EXTRACTED ENTRIES:
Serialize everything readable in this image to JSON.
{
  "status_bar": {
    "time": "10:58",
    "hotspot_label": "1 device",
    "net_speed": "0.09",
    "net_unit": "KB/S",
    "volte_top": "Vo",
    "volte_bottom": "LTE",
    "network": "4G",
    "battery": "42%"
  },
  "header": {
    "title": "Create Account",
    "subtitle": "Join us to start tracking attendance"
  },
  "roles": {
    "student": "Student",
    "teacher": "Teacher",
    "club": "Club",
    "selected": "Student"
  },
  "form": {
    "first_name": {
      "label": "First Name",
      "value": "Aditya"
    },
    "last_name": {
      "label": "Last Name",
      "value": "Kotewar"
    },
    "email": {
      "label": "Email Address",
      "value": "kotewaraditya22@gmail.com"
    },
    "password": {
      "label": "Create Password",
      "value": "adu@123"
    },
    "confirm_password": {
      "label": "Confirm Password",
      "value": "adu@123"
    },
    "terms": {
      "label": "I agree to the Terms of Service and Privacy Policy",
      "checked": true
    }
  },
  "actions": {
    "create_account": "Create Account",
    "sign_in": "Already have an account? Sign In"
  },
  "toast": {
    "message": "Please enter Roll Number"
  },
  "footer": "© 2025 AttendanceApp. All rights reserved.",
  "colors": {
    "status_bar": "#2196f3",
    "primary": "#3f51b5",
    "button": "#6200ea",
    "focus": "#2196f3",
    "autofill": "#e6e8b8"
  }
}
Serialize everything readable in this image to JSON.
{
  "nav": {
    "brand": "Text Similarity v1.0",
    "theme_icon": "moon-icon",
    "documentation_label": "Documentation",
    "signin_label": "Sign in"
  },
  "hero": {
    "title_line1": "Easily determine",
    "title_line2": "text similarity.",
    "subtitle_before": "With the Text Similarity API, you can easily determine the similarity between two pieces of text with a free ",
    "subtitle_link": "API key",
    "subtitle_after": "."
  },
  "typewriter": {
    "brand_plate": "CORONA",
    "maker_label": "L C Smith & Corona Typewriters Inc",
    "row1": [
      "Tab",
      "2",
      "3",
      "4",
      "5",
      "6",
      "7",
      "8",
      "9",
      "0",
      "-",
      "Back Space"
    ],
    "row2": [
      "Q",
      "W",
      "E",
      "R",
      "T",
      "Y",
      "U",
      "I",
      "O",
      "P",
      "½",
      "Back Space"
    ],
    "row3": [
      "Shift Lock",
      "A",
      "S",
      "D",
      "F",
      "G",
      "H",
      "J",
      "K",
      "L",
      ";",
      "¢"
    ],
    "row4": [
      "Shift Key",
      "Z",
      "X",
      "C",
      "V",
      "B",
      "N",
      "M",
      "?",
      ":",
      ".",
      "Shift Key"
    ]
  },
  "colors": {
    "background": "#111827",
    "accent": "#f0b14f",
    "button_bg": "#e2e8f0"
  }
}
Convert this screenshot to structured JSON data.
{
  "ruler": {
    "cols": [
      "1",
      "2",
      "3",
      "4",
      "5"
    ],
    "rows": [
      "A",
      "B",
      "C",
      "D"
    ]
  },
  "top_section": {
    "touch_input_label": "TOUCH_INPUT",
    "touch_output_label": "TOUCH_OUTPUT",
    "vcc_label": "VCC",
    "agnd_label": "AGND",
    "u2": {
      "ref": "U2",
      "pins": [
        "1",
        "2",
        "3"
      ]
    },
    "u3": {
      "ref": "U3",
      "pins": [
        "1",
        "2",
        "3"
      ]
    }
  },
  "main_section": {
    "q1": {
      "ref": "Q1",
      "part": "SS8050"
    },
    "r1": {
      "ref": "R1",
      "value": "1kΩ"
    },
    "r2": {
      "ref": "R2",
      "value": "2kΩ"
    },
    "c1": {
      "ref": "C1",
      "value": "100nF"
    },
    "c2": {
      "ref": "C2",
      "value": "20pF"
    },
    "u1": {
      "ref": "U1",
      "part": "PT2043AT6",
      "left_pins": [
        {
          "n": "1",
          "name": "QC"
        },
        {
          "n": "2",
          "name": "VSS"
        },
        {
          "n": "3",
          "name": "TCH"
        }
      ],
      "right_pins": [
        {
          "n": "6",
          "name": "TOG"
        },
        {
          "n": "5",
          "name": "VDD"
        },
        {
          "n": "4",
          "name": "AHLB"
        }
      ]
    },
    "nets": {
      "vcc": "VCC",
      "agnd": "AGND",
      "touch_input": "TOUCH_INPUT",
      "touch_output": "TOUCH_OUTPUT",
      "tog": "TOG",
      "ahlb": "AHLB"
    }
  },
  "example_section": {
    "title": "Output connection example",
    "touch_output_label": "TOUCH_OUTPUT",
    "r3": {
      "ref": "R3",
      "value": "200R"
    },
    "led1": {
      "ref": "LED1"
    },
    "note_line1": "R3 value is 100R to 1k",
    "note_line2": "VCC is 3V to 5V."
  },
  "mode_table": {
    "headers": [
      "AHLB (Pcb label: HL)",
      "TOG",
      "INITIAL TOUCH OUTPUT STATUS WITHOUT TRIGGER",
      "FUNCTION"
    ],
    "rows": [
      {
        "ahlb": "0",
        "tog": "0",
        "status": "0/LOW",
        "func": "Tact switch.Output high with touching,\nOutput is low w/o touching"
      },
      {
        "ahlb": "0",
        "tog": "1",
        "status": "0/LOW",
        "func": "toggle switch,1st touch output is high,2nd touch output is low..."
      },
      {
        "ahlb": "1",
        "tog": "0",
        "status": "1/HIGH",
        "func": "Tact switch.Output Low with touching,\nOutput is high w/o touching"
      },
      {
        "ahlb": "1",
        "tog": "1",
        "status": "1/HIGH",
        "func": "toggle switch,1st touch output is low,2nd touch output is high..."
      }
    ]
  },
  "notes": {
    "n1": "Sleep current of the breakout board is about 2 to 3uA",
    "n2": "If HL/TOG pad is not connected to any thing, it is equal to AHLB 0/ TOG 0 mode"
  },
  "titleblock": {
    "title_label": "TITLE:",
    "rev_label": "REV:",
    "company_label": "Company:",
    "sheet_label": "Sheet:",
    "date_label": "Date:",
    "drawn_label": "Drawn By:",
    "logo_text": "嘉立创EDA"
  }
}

PROBLEM DESCRIPTION: Copy all of the material word for word.

OUTPUT BELOW:
Serialize everything readable in this image to JSON.
{
  "status_bar": {
    "time": "10:58",
    "hotspot_label": "1 device",
    "net_speed": "0.09",
    "net_unit": "KB/S",
    "volte_top": "Vo",
    "volte_bottom": "LTE",
    "network": "4G",
    "battery": "42%"
  },
  "header": {
    "title": "Create Account",
    "subtitle": "Join us to start tracking attendance"
  },
  "roles": {
    "student": "Student",
    "teacher": "Teacher",
    "club": "Club",
    "selected": "Student"
  },
  "form": {
    "first_name": {
      "label": "First Name",
      "value": "Aditya"
    },
    "last_name": {
      "label": "Last Name",
      "value": "Kotewar"
    },
    "email": {
      "label": "Email Address",
      "value": "kotewaraditya22@gmail.com"
    },
    "password": {
      "label": "Create Password",
      "value": "adu@123"
    },
    "confirm_password": {
      "label": "Confirm Password",
      "value": "adu@123"
    },
    "terms": {
      "label": "I agree to the Terms of Service and Privacy Policy",
      "checked": true
    }
  },
  "actions": {
    "create_account": "Create Account",
    "sign_in": "Already have an account? Sign In"
  },
  "toast": {
    "message": "Please enter Roll Number"
  },
  "footer": "© 2025 AttendanceApp. All rights reserved.",
  "colors": {
    "status_bar": "#2196f3",
    "primary": "#3f51b5",
    "button": "#6200ea",
    "focus": "#2196f3",
    "autofill": "#e6e8b8"
  }
}
Serialize everything readable in this image to JSON.
{
  "nav": {
    "brand": "Text Similarity v1.0",
    "theme_icon": "moon-icon",
    "documentation_label": "Documentation",
    "signin_label": "Sign in"
  },
  "hero": {
    "title_line1": "Easily determine",
    "title_line2": "text similarity.",
    "subtitle_before": "With the Text Similarity API, you can easily determine the similarity between two pieces of text with a free ",
    "subtitle_link": "API key",
    "subtitle_after": "."
  },
  "typewriter": {
    "brand_plate": "CORONA",
    "maker_label": "L C Smith & Corona Typewriters Inc",
    "row1": [
      "Tab",
      "2",
      "3",
      "4",
      "5",
      "6",
      "7",
      "8",
      "9",
      "0",
      "-",
      "Back Space"
    ],
    "row2": [
      "Q",
      "W",
      "E",
      "R",
      "T",
      "Y",
      "U",
      "I",
      "O",
      "P",
      "½",
      "Back Space"
    ],
    "row3": [
      "Shift Lock",
      "A",
      "S",
      "D",
      "F",
      "G",
      "H",
      "J",
      "K",
      "L",
      ";",
      "¢"
    ],
    "row4": [
      "Shift Key",
      "Z",
      "X",
      "C",
      "V",
      "B",
      "N",
      "M",
      "?",
      ":",
      ".",
      "Shift Key"
    ]
  },
  "colors": {
    "background": "#111827",
    "accent": "#f0b14f",
    "button_bg": "#e2e8f0"
  }
}
Convert this screenshot to structured JSON data.
{
  "ruler": {
    "cols": [
      "1",
      "2",
      "3",
      "4",
      "5"
    ],
    "rows": [
      "A",
      "B",
      "C",
      "D"
    ]
  },
  "top_section": {
    "touch_input_label": "TOUCH_INPUT",
    "touch_output_label": "TOUCH_OUTPUT",
    "vcc_label": "VCC",
    "agnd_label": "AGND",
    "u2": {
      "ref": "U2",
      "pins": [
        "1",
        "2",
        "3"
      ]
    },
    "u3": {
      "ref": "U3",
      "pins": [
        "1",
        "2",
        "3"
      ]
    }
  },
  "main_section": {
    "q1": {
      "ref": "Q1",
      "part": "SS8050"
    },
    "r1": {
      "ref": "R1",
      "value": "1kΩ"
    },
    "r2": {
      "ref": "R2",
      "value": "2kΩ"
    },
    "c1": {
      "ref": "C1",
      "value": "100nF"
    },
    "c2": {
      "ref": "C2",
      "value": "20pF"
    },
    "u1": {
      "ref": "U1",
      "part": "PT2043AT6",
      "left_pins": [
        {
          "n": "1",
          "name": "QC"
        },
        {
          "n": "2",
          "name": "VSS"
        },
        {
          "n": "3",
          "name": "TCH"
        }
      ],
      "right_pins": [
        {
          "n": "6",
          "name": "TOG"
        },
        {
          "n": "5",
          "name": "VDD"
        },
        {
          "n": "4",
          "name": "AHLB"
        }
      ]
    },
    "nets": {
      "vcc": "VCC",
      "agnd": "AGND",
      "touch_input": "TOUCH_INPUT",
      "touch_output": "TOUCH_OUTPUT",
      "tog": "TOG",
      "ahlb": "AHLB"
    }
  },
  "example_section": {
    "title": "Output connection example",
    "touch_output_label": "TOUCH_OUTPUT",
    "r3": {
      "ref": "R3",
      "value": "200R"
    },
    "led1": {
      "ref": "LED1"
    },
    "note_line1": "R3 value is 100R to 1k",
    "note_line2": "VCC is 3V to 5V."
  },
  "mode_table": {
    "headers": [
      "AHLB (Pcb label: HL)",
      "TOG",
      "INITIAL TOUCH OUTPUT STATUS WITHOUT TRIGGER",
      "FUNCTION"
    ],
    "rows": [
      {
        "ahlb": "0",
        "tog": "0",
        "status": "0/LOW",
        "func": "Tact switch.Output high with touching,\nOutput is low w/o touching"
      },
      {
        "ahlb": "0",
        "tog": "1",
        "status": "0/LOW",
        "func": "toggle switch,1st touch output is high,2nd touch output is low..."
      },
      {
        "ahlb": "1",
        "tog": "0",
        "status": "1/HIGH",
        "func": "Tact switch.Output Low with touching,\nOutput is high w/o touching"
      },
      {
        "ahlb": "1",
        "tog": "1",
        "status": "1/HIGH",
        "func": "toggle switch,1st touch output is low,2nd touch output is high..."
      }
    ]
  },
  "notes": {
    "n1": "Sleep current of the breakout board is about 2 to 3uA",
    "n2": "If HL/TOG pad is not connected to any thing, it is equal to AHLB 0/ TOG 0 mode"
  },
  "titleblock": {
    "title_label": "TITLE:",
    "rev_label": "REV:",
    "company_label": "Company:",
    "sheet_label": "Sheet:",
    "date_label": "Date:",
    "drawn_label": "Drawn By:",
    "logo_text": "嘉立创EDA"
  }
}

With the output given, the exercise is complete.